GOAL ::
Exactly repeat the line that contains "What does this", then every line after it up to and including the final line.

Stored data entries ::
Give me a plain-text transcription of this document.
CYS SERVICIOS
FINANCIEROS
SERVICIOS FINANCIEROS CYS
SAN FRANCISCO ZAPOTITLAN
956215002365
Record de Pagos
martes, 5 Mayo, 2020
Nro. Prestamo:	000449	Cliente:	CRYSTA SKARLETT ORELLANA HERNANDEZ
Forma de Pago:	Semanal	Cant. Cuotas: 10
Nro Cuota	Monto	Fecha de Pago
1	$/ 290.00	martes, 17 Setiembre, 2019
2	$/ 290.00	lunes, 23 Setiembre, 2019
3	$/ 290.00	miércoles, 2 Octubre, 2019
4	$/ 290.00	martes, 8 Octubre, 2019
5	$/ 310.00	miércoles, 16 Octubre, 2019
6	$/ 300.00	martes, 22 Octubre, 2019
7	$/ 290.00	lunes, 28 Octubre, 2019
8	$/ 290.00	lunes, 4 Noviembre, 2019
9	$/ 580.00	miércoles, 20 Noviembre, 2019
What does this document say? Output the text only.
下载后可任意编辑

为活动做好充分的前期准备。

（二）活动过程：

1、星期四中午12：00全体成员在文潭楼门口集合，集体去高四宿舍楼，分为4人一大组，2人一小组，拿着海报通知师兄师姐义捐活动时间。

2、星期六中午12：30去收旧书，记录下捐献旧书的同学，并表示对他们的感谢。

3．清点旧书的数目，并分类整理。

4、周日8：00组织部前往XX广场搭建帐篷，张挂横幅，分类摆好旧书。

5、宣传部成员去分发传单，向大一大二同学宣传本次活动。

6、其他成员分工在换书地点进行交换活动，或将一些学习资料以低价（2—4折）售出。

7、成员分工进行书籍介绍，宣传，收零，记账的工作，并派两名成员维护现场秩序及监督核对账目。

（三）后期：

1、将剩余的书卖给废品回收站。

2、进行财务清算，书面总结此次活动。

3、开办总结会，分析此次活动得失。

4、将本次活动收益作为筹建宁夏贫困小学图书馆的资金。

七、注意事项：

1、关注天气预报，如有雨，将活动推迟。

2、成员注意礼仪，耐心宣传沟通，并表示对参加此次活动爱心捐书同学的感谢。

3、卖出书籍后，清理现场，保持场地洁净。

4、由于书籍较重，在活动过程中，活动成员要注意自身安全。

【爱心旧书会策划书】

EXERCISE ANSWER ::
What does this document say? Output the text only.
下载后可任意编辑

为活动做好充分的前期准备。

（二）活动过程：

1、星期四中午12：00全体成员在文潭楼门口集合，集体去高四宿舍楼，分为4人一大组，2人一小组，拿着海报通知师兄师姐义捐活动时间。

2、星期六中午12：30去收旧书，记录下捐献旧书的同学，并表示对他们的感谢。

3．清点旧书的数目，并分类整理。

4、周日8：00组织部前往XX广场搭建帐篷，张挂横幅，分类摆好旧书。

5、宣传部成员去分发传单，向大一大二同学宣传本次活动。

6、其他成员分工在换书地点进行交换活动，或将一些学习资料以低价（2—4折）售出。

7、成员分工进行书籍介绍，宣传，收零，记账的工作，并派两名成员维护现场秩序及监督核对账目。

（三）后期：

1、将剩余的书卖给废品回收站。

2、进行财务清算，书面总结此次活动。

3、开办总结会，分析此次活动得失。

4、将本次活动收益作为筹建宁夏贫困小学图书馆的资金。

七、注意事项：

1、关注天气预报，如有雨，将活动推迟。

2、成员注意礼仪，耐心宣传沟通，并表示对参加此次活动爱心捐书同学的感谢。

3、卖出书籍后，清理现场，保持场地洁净。

4、由于书籍较重，在活动过程中，活动成员要注意自身安全。

【爱心旧书会策划书】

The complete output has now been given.